In the material below, find how many lines contain the string "медиана". Write only that number.
....................
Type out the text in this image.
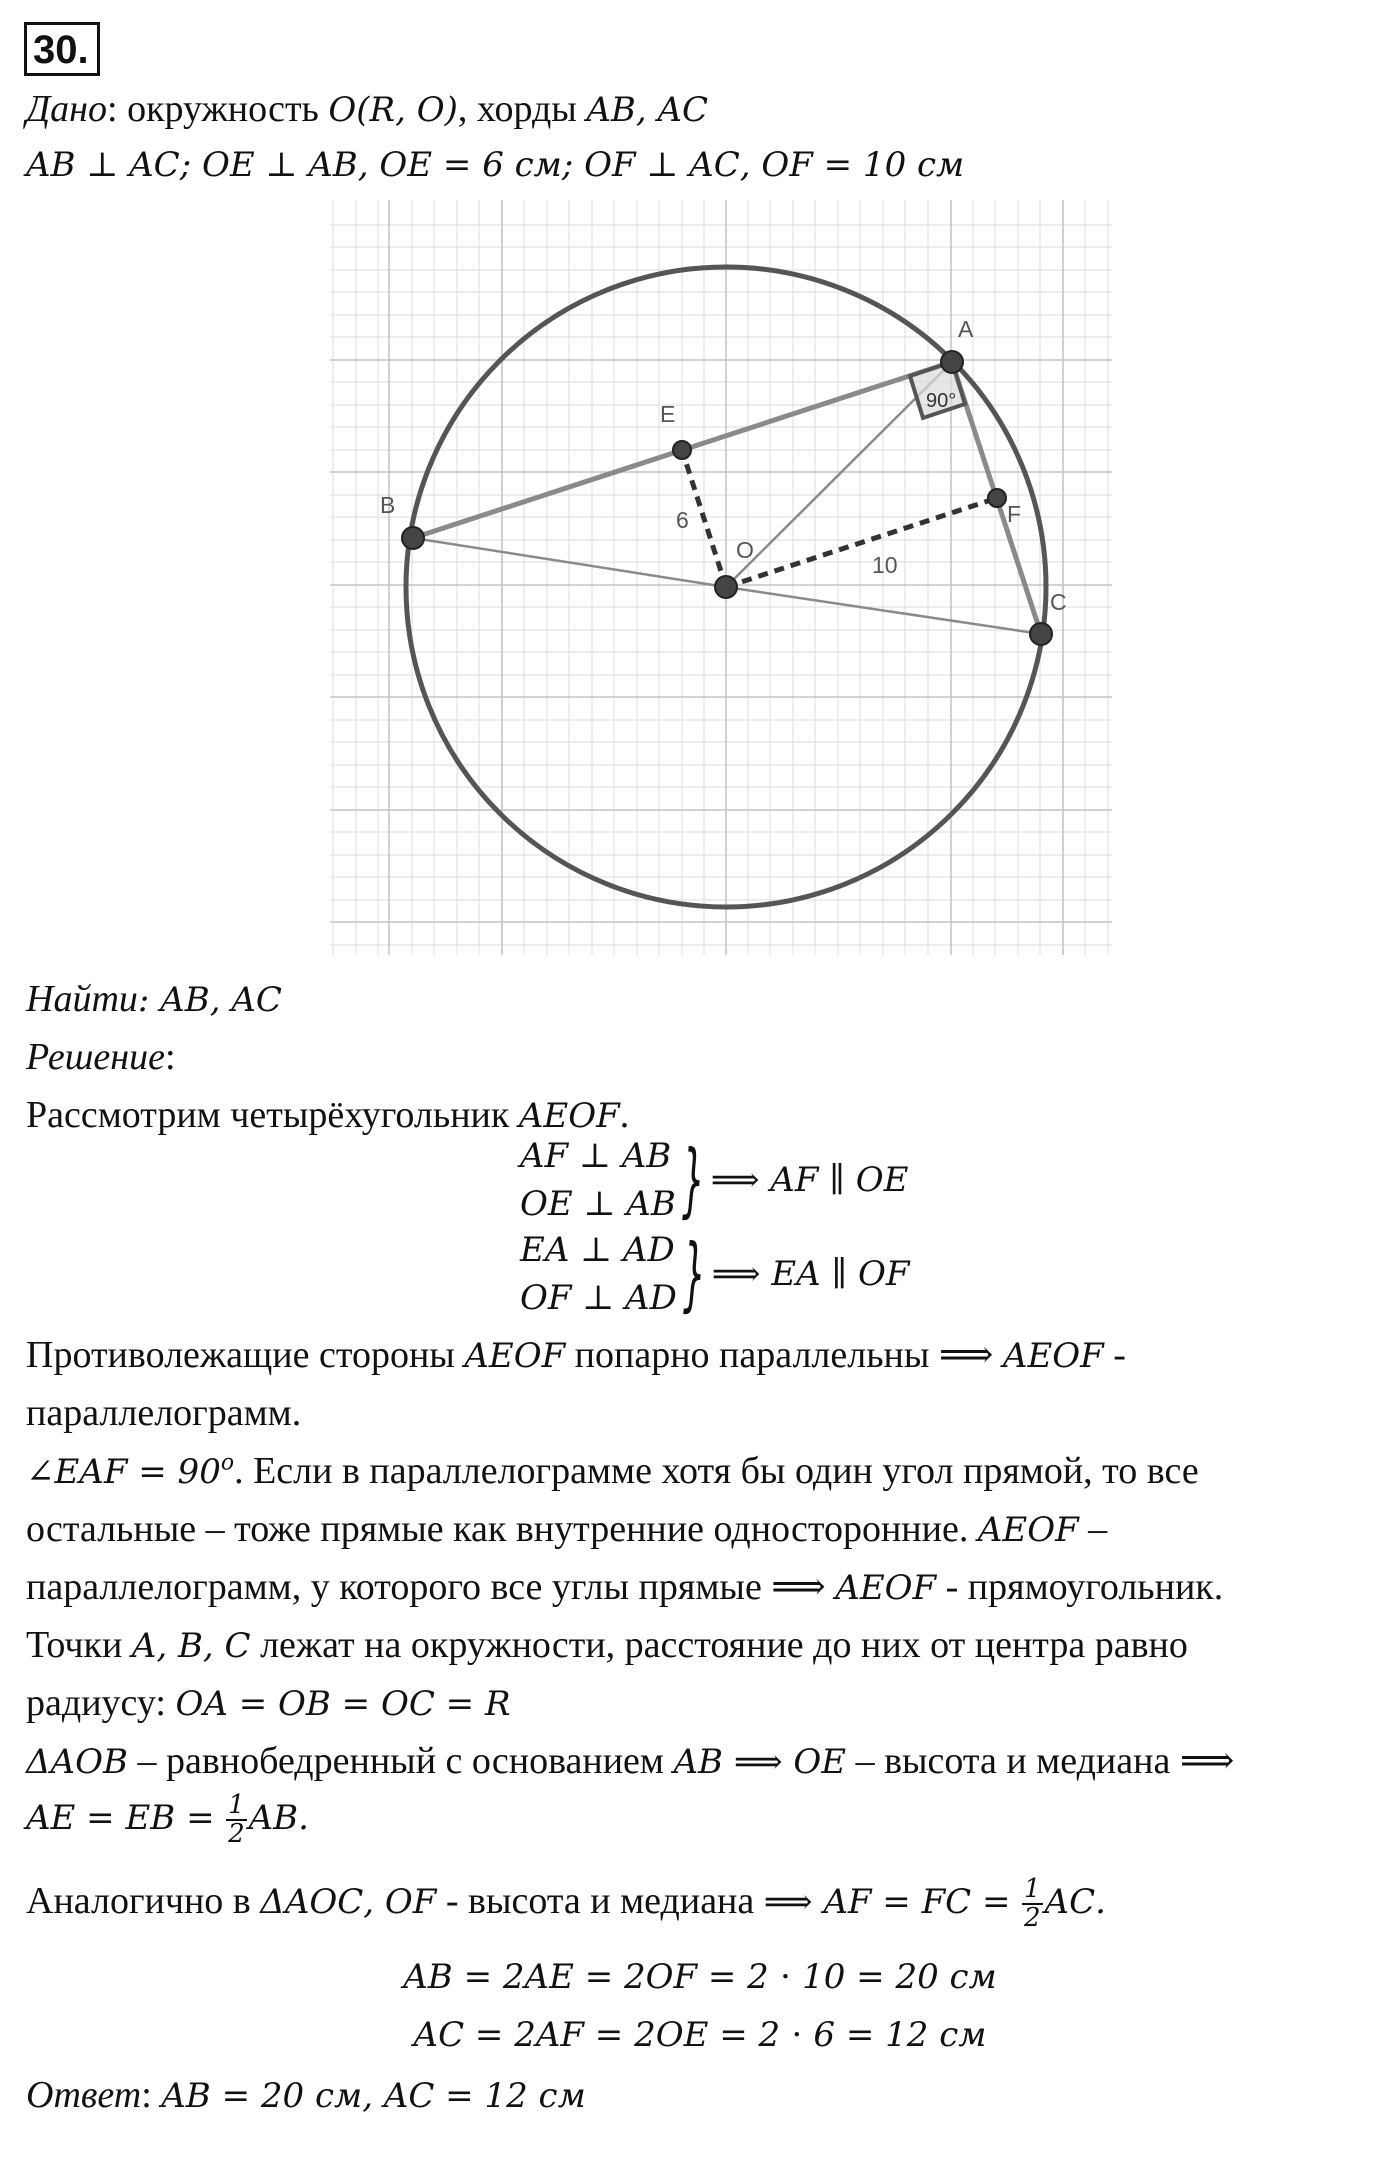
30.
Дано: окружность 𝑂(𝑅, 𝑂), хорды 𝐴𝐵, 𝐴𝐶
𝐴𝐵 ⊥ 𝐴𝐶; 𝑂𝐸 ⊥ 𝐴𝐵, 𝑂𝐸 = 6 см; 𝑂𝐹 ⊥ 𝐴𝐶, 𝑂𝐹 = 10 см
90°
A
B
C
O
E
F
6
10
Найти: 𝐴𝐵, 𝐴𝐶
Решение:
Рассмотрим четырёхугольник 𝐴𝐸𝑂𝐹.
𝐴𝐹 ⊥ 𝐴𝐵
𝑂𝐸 ⊥ 𝐴𝐵 } ⟹ 𝐴𝐹 ∥ 𝑂𝐸
𝐸𝐴 ⊥ 𝐴𝐷
𝑂𝐹 ⊥ 𝐴𝐷 } ⟹ 𝐸𝐴 ∥ 𝑂𝐹
Противолежащие стороны 𝐴𝐸𝑂𝐹 попарно параллельны ⟹ 𝐴𝐸𝑂𝐹 -
параллелограмм.
∠𝐸𝐴𝐹 = $90^𝑜$. Если в параллелограмме хотя бы один угол прямой, то все
остальные – тоже прямые как внутренние односторонние. 𝐴𝐸𝑂𝐹 –
параллелограмм, у которого все углы прямые ⟹ 𝐴𝐸𝑂𝐹 - прямоугольник.
Точки 𝐴, 𝐵, 𝐶 лежат на окружности, расстояние до них от центра равно
радиусу: 𝑂𝐴 = 𝑂𝐵 = 𝑂𝐶 = 𝑅
Δ𝐴𝑂𝐵 – равнобедренный с основанием 𝐴𝐵 ⟹ 𝑂𝐸 – высота и медиана ⟹
𝐴𝐸 = 𝐸𝐵 = $\frac{1}{2}$ 𝐴𝐵.
Аналогично в Δ𝐴𝑂𝐶, 𝑂𝐹 - высота и медиана ⟹ 𝐴𝐹 = 𝐹𝐶 = $\frac{1}{2}$ 𝐴𝐶.
𝐴𝐵 = 2𝐴𝐸 = 2𝑂𝐹 = 2 ⋅ 10 = 20 см
𝐴𝐶 = 2𝐴𝐹 = 2𝑂𝐸 = 2 ⋅ 6 = 12 см
Ответ: 𝐴𝐵 = 20 см, 𝐴𝐶 = 12 см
....................
* [EXERCISE RESPONSE]:
2